__Task brief__:
Repeat the listing in full. Nothing may be added or left out.

Records from a collection
[start]

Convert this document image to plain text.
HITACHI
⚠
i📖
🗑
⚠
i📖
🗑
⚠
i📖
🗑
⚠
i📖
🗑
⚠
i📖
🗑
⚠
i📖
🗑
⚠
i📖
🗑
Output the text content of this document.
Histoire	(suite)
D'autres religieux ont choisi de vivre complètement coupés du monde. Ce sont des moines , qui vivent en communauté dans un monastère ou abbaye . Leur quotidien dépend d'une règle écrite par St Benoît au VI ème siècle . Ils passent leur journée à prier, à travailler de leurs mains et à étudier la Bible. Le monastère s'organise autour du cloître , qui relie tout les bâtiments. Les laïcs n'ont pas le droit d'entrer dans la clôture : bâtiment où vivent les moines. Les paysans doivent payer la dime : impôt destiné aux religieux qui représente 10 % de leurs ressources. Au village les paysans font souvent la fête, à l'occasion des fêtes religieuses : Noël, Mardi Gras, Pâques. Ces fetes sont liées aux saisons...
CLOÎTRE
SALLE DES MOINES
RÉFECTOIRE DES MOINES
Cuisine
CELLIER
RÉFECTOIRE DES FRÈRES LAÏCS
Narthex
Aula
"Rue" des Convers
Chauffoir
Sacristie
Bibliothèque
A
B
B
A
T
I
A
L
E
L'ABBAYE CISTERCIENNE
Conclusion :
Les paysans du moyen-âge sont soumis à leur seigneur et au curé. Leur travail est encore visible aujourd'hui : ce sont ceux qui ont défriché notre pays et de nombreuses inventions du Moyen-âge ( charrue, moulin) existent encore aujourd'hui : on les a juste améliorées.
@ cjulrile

[end]

__Final result__:
Convert this document image to plain text.
HITACHI
⚠
i📖
🗑
⚠
i📖
🗑
⚠
i📖
🗑
⚠
i📖
🗑
⚠
i📖
🗑
⚠
i📖
🗑
⚠
i📖
🗑
Output the text content of this document.
Histoire	(suite)
D'autres religieux ont choisi de vivre complètement coupés du monde. Ce sont des moines , qui vivent en communauté dans un monastère ou abbaye . Leur quotidien dépend d'une règle écrite par St Benoît au VI ème siècle . Ils passent leur journée à prier, à travailler de leurs mains et à étudier la Bible. Le monastère s'organise autour du cloître , qui relie tout les bâtiments. Les laïcs n'ont pas le droit d'entrer dans la clôture : bâtiment où vivent les moines. Les paysans doivent payer la dime : impôt destiné aux religieux qui représente 10 % de leurs ressources. Au village les paysans font souvent la fête, à l'occasion des fêtes religieuses : Noël, Mardi Gras, Pâques. Ces fetes sont liées aux saisons...
CLOÎTRE
SALLE DES MOINES
RÉFECTOIRE DES MOINES
Cuisine
CELLIER
RÉFECTOIRE DES FRÈRES LAÏCS
Narthex
Aula
"Rue" des Convers
Chauffoir
Sacristie
Bibliothèque
A
B
B
A
T
I
A
L
E
L'ABBAYE CISTERCIENNE
Conclusion :
Les paysans du moyen-âge sont soumis à leur seigneur et au curé. Leur travail est encore visible aujourd'hui : ce sont ceux qui ont défriché notre pays et de nombreuses inventions du Moyen-âge ( charrue, moulin) existent encore aujourd'hui : on les a juste améliorées.
@ cjulrile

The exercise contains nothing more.